Data rows ▸
————
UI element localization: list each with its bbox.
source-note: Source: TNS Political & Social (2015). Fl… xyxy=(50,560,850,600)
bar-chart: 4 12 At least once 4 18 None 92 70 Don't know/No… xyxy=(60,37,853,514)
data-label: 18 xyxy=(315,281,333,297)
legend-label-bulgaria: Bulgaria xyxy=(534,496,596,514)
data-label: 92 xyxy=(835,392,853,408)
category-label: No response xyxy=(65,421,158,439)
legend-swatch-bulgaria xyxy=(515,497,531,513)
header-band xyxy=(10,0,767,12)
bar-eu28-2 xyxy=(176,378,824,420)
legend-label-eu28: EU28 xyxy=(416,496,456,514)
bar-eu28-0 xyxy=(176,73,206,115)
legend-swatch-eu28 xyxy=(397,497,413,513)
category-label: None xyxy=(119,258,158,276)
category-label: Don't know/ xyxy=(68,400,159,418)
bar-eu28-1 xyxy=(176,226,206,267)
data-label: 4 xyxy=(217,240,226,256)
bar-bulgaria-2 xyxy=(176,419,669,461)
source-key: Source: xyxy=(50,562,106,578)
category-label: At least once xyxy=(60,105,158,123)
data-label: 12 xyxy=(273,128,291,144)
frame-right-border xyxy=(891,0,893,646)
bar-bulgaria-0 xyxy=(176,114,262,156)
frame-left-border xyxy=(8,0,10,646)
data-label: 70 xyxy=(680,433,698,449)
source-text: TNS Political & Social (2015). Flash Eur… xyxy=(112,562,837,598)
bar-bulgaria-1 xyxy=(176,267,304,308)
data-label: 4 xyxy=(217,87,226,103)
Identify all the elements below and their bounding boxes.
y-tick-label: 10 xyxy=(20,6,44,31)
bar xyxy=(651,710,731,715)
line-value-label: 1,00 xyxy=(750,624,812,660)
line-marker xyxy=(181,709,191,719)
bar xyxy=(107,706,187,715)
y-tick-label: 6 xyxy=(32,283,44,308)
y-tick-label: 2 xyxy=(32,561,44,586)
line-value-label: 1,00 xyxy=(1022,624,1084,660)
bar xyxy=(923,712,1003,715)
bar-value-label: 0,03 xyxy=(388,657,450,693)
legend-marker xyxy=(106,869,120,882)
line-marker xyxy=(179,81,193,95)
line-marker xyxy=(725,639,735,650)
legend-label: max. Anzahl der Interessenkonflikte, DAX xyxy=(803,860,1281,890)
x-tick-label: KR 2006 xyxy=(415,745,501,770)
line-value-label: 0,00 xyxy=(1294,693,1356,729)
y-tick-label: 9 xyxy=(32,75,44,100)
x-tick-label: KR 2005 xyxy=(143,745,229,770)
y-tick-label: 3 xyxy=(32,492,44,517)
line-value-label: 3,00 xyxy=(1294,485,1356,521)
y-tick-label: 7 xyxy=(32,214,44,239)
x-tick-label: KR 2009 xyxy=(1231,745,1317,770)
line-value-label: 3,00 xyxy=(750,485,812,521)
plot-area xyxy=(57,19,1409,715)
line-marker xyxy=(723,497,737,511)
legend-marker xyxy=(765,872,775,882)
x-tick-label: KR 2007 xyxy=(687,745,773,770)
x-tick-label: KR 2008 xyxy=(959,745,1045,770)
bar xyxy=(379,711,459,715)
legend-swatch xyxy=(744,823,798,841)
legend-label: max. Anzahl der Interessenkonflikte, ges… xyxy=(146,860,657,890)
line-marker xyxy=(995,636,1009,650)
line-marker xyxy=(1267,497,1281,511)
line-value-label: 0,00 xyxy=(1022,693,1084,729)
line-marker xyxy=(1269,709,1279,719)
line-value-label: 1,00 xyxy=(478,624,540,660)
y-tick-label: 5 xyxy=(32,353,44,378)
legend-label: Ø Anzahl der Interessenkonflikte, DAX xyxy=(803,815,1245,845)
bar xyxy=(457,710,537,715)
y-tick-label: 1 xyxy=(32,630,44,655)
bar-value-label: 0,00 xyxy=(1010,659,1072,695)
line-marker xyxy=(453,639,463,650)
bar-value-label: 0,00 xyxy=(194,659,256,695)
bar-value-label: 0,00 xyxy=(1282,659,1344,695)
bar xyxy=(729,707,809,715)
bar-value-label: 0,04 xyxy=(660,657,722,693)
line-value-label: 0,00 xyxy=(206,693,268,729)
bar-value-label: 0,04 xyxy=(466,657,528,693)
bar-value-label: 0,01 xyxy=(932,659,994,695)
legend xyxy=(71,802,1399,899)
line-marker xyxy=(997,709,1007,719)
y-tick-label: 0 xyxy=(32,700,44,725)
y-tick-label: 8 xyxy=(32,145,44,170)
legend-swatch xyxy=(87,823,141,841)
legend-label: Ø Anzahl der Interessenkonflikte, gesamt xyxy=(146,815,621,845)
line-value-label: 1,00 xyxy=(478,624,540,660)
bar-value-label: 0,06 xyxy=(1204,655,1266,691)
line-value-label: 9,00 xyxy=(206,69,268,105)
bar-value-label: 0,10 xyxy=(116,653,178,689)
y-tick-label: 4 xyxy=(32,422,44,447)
————
Directive ▸
Rewrite the rows from the first one through the line that contains "x-tick-label: KR 2006 xyxy=(415,745,501,770)", with "data-label" replaced by "value-label" and everything else left unchanged.

Task response ▸
UI element localization: list each with its bbox.
source-note: Source: TNS Political & Social (2015). Fl… xyxy=(50,560,850,600)
bar-chart: 4 12 At least once 4 18 None 92 70 Don't know/No… xyxy=(60,37,853,514)
value-label: 18 xyxy=(315,281,333,297)
legend-label-bulgaria: Bulgaria xyxy=(534,496,596,514)
value-label: 92 xyxy=(835,392,853,408)
category-label: No response xyxy=(65,421,158,439)
legend-swatch-bulgaria xyxy=(515,497,531,513)
header-band xyxy=(10,0,767,12)
bar-eu28-2 xyxy=(176,378,824,420)
legend-label-eu28: EU28 xyxy=(416,496,456,514)
bar-eu28-0 xyxy=(176,73,206,115)
legend-swatch-eu28 xyxy=(397,497,413,513)
category-label: None xyxy=(119,258,158,276)
category-label: Don't know/ xyxy=(68,400,159,418)
bar-eu28-1 xyxy=(176,226,206,267)
value-label: 4 xyxy=(217,240,226,256)
bar-bulgaria-2 xyxy=(176,419,669,461)
source-key: Source: xyxy=(50,562,106,578)
category-label: At least once xyxy=(60,105,158,123)
value-label: 12 xyxy=(273,128,291,144)
frame-right-border xyxy=(891,0,893,646)
bar-bulgaria-0 xyxy=(176,114,262,156)
frame-left-border xyxy=(8,0,10,646)
value-label: 70 xyxy=(680,433,698,449)
source-text: TNS Political & Social (2015). Flash Eur… xyxy=(112,562,837,598)
bar-bulgaria-1 xyxy=(176,267,304,308)
value-label: 4 xyxy=(217,87,226,103)
Identify all the elements below and their bounding boxes.
y-tick-label: 10 xyxy=(20,6,44,31)
bar xyxy=(651,710,731,715)
line-value-label: 1,00 xyxy=(750,624,812,660)
line-marker xyxy=(181,709,191,719)
bar xyxy=(107,706,187,715)
y-tick-label: 6 xyxy=(32,283,44,308)
y-tick-label: 2 xyxy=(32,561,44,586)
line-value-label: 1,00 xyxy=(1022,624,1084,660)
bar xyxy=(923,712,1003,715)
bar-value-label: 0,03 xyxy=(388,657,450,693)
legend-marker xyxy=(106,869,120,882)
line-marker xyxy=(179,81,193,95)
line-marker xyxy=(725,639,735,650)
legend-label: max. Anzahl der Interessenkonflikte, DAX xyxy=(803,860,1281,890)
x-tick-label: KR 2006 xyxy=(415,745,501,770)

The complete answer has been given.